Set problem 1: Please print, verbatim, the part of the clerical abuse passage from "The report states" up to and including "perpetrated by them.".

Document segment:
* BEGIN *
The report highlights the case of a Father Carney and Father McCarthy who it claims in one case both abused the same child. The abuse by Carney often occurred at swimming pools, sometimes when he was accompanied by another priest.
The report states that it was not until 1995 that the archdiocese began to notify the civil authorities of complaints of clerical abuse. The commission concludes that in the light of this and other facts, every bishop’s primary loyalty was to the church itself.
A move by the archdiocese to take out insurance against potential compensation claims arising from clerical abuse was, according to the report, an act proving knowledge of child sexual abuse as a potential major cost.
The report, running to hundreds of pages, details particular priests and the abuse perpetrated by them.
The Garda Síochána’s current commissioner, Fachtna Murphy, said the report made for “difficult and disturbing reading, detailing as it does many instances of sexual abuse and failure on the part of both church and state authorities to protect victims.”
* END *
Extracted records:
* BEGIN *
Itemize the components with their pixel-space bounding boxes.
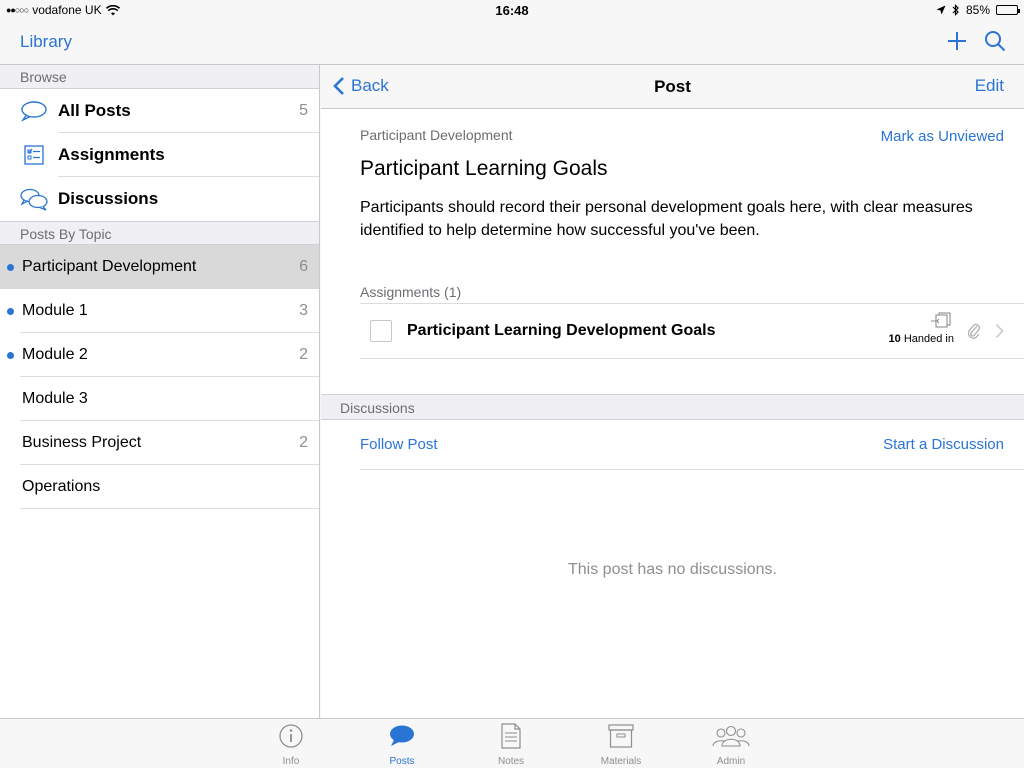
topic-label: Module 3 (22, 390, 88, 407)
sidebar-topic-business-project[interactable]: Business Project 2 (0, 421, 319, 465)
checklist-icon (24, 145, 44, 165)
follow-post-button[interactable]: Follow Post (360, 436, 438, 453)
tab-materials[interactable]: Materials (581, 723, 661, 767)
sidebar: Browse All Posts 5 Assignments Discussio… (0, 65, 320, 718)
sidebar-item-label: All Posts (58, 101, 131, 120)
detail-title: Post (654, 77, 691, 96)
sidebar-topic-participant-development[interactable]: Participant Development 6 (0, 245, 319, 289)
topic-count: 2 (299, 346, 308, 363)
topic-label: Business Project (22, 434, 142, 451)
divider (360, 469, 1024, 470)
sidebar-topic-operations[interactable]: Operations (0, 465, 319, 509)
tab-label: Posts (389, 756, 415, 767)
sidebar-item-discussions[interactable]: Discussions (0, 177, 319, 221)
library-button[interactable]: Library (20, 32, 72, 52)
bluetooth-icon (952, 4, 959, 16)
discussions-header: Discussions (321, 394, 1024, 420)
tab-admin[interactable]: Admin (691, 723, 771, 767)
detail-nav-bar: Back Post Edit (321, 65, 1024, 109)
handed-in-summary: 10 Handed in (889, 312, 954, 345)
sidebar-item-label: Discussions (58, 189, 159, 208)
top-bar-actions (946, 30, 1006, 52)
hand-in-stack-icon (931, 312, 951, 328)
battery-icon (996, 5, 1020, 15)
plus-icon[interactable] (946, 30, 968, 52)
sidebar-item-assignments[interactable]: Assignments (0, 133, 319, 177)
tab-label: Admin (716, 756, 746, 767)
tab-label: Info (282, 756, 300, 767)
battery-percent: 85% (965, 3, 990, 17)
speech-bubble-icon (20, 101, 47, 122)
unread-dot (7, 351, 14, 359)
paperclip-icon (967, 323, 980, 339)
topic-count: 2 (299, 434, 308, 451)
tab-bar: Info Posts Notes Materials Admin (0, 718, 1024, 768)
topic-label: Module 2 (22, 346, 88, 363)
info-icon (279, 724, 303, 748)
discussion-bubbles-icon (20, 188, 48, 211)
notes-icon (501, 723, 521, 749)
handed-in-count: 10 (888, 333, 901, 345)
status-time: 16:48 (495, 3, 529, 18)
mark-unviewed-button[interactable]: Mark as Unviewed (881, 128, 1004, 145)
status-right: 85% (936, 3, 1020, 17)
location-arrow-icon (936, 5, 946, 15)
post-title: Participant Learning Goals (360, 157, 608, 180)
* END *
Set problem 2: Turn the lines of the records, from the line with "topic-label: Module 3 (22, 390, 88, 407)" up to and including the line with "tab-label: Posts (389, 756, 415, 767)", into a Markdown table with the columns n (row number) and Line. Include only those lines and skip any blank ones.

Final result 1:
The report states that it was not until 1995 that the archdiocese began to notify the civil authorities of complaints of clerical abuse. The commission concludes that in the light of this and other facts, every bishop’s primary loyalty was to the church itself.
A move by the archdiocese to take out insurance against potential compensation claims arising from clerical abuse was, according to the report, an act proving knowledge of child sexual abuse as a potential major cost.
The report, running to hundreds of pages, details particular priests and the abuse perpetrated by them.

Final result 2:
| n | Line |
|---|---|
| 1 | topic-label: Module 3 (22, 390, 88, 407) |
| 2 | sidebar-topic-business-project[interactable]: Business Project 2 (0, 421, 319, 465) |
| 3 | checklist-icon (24, 145, 44, 165) |
| 4 | follow-post-button[interactable]: Follow Post (360, 436, 438, 453) |
| 5 | tab-materials[interactable]: Materials (581, 723, 661, 767) |
| 6 | sidebar: Browse All Posts 5 Assignments Discussio… (0, 65, 320, 718) |
| 7 | sidebar-item-label: All Posts (58, 101, 131, 120) |
| 8 | detail-title: Post (654, 77, 691, 96) |
| 9 | sidebar-topic-participant-development[interactable]: Participant Development 6 (0, 245, 319, 289) |
| 10 | topic-count: 2 (299, 346, 308, 363) |
| 11 | topic-label: Business Project (22, 434, 142, 451) |
| 12 | divider (360, 469, 1024, 470) |
| 13 | sidebar-topic-operations[interactable]: Operations (0, 465, 319, 509) |
| 14 | tab-label: Posts (389, 756, 415, 767) |